■ **Extracted records**
>> start

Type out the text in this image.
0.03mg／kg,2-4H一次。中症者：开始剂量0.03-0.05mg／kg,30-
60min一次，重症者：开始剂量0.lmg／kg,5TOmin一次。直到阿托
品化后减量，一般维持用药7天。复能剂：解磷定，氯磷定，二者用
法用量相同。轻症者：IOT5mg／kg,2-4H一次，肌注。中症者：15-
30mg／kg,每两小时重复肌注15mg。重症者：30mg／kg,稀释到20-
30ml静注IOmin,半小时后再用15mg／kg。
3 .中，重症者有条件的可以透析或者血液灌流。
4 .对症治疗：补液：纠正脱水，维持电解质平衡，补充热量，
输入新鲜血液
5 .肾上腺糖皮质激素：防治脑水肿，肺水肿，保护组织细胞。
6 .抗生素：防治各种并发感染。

>> end
>> start

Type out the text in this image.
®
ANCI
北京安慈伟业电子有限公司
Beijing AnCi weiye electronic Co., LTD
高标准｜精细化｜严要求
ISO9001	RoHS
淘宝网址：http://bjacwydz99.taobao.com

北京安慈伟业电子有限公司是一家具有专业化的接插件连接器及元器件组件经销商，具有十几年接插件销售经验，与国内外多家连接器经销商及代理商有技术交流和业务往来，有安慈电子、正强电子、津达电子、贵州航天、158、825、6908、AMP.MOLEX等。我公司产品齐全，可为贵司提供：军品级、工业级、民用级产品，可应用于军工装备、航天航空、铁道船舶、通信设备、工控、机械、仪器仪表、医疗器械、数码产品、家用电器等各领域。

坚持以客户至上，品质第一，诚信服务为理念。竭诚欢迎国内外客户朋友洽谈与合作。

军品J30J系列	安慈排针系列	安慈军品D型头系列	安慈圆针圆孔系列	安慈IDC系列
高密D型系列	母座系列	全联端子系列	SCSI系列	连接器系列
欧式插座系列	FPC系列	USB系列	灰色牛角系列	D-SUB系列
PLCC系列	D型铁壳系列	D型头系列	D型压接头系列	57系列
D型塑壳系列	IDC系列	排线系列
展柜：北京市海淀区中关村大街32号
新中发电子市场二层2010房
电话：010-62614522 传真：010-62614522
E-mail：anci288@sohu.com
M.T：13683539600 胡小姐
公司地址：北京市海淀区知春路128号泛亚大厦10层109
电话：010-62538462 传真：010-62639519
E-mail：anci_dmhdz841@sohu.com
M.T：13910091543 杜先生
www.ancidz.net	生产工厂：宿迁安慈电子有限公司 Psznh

>> end
>> start

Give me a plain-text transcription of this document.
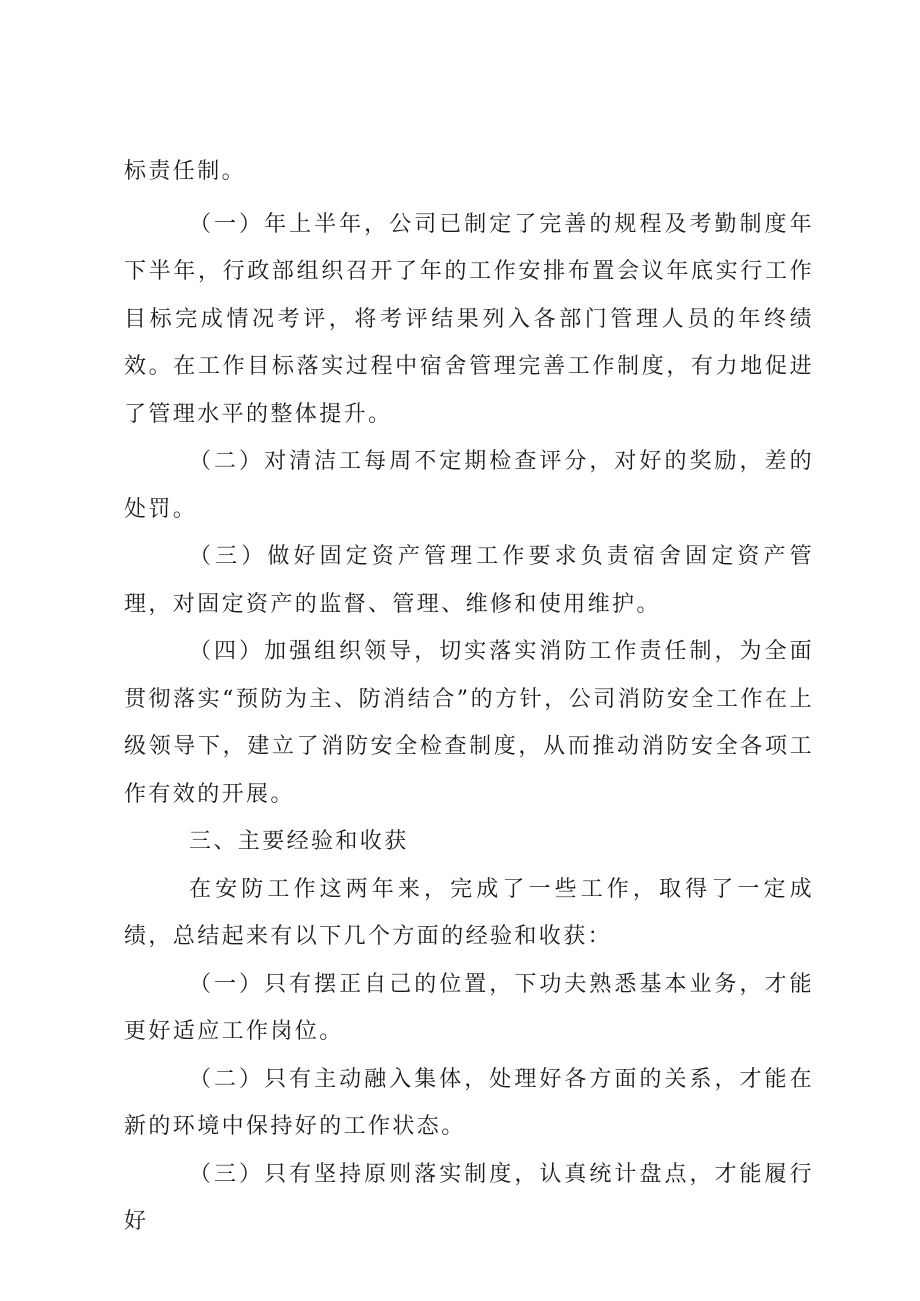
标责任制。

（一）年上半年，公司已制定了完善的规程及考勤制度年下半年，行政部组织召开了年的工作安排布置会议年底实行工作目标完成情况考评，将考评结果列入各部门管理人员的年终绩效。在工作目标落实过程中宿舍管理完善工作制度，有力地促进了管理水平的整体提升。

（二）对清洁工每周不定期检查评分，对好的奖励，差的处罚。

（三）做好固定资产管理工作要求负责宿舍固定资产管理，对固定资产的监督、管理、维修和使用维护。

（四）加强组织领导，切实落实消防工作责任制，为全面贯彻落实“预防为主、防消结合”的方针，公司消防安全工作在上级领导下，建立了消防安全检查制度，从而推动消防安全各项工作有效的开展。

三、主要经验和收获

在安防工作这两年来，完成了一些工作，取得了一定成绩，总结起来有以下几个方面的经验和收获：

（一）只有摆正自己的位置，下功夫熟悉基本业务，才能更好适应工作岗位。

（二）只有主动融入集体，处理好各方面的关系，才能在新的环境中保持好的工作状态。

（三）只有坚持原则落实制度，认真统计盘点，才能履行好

>> end

■ **TASK TO CARRY OUT**
Work out how many lines of the listing above include the word "mail". Reply with nothing but the count.

■ **PROBLEM SOLUTION**
2